__Instructions to follow__. Find the word "JSON" in the records below. List each line containing it.

__Available data__.
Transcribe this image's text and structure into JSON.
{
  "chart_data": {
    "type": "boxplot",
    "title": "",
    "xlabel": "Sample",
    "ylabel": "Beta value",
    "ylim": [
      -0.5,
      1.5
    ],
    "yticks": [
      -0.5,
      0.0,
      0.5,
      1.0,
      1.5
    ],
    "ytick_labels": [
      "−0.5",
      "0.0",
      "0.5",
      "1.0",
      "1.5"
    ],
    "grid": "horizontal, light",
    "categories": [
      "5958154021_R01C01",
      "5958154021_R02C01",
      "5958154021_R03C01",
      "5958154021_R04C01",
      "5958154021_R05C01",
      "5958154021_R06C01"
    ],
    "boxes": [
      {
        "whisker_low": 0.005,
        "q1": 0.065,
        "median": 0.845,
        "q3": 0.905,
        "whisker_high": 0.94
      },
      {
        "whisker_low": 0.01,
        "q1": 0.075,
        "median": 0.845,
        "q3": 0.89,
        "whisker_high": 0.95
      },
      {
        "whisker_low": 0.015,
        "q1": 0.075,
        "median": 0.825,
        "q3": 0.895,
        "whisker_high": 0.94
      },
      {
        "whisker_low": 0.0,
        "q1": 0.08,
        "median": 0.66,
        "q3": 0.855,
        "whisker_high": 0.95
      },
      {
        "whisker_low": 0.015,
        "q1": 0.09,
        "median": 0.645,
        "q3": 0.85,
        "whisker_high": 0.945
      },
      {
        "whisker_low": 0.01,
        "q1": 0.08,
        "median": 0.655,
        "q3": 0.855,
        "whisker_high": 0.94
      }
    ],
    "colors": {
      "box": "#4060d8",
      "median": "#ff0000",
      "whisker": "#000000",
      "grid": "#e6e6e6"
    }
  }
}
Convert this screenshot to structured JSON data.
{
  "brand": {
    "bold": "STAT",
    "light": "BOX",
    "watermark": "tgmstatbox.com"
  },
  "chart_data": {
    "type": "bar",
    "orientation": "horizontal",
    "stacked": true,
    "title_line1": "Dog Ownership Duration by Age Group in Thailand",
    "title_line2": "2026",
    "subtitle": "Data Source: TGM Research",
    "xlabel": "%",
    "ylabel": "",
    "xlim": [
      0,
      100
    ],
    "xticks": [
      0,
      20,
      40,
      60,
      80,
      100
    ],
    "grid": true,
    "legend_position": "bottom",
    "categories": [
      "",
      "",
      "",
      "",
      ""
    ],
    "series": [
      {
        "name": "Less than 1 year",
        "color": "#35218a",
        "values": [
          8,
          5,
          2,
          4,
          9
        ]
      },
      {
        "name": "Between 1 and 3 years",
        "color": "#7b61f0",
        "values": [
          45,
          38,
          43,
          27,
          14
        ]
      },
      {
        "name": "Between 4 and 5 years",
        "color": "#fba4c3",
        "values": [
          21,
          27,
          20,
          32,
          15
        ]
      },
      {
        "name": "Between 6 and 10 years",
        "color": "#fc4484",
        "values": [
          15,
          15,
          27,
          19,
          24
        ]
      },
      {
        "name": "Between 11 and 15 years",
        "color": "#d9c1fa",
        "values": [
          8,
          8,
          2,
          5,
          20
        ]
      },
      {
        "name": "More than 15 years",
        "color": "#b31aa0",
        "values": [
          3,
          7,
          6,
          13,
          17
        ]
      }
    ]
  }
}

__Response to the exercise__.
Transcribe this image's text and structure into JSON.
Convert this screenshot to structured JSON data.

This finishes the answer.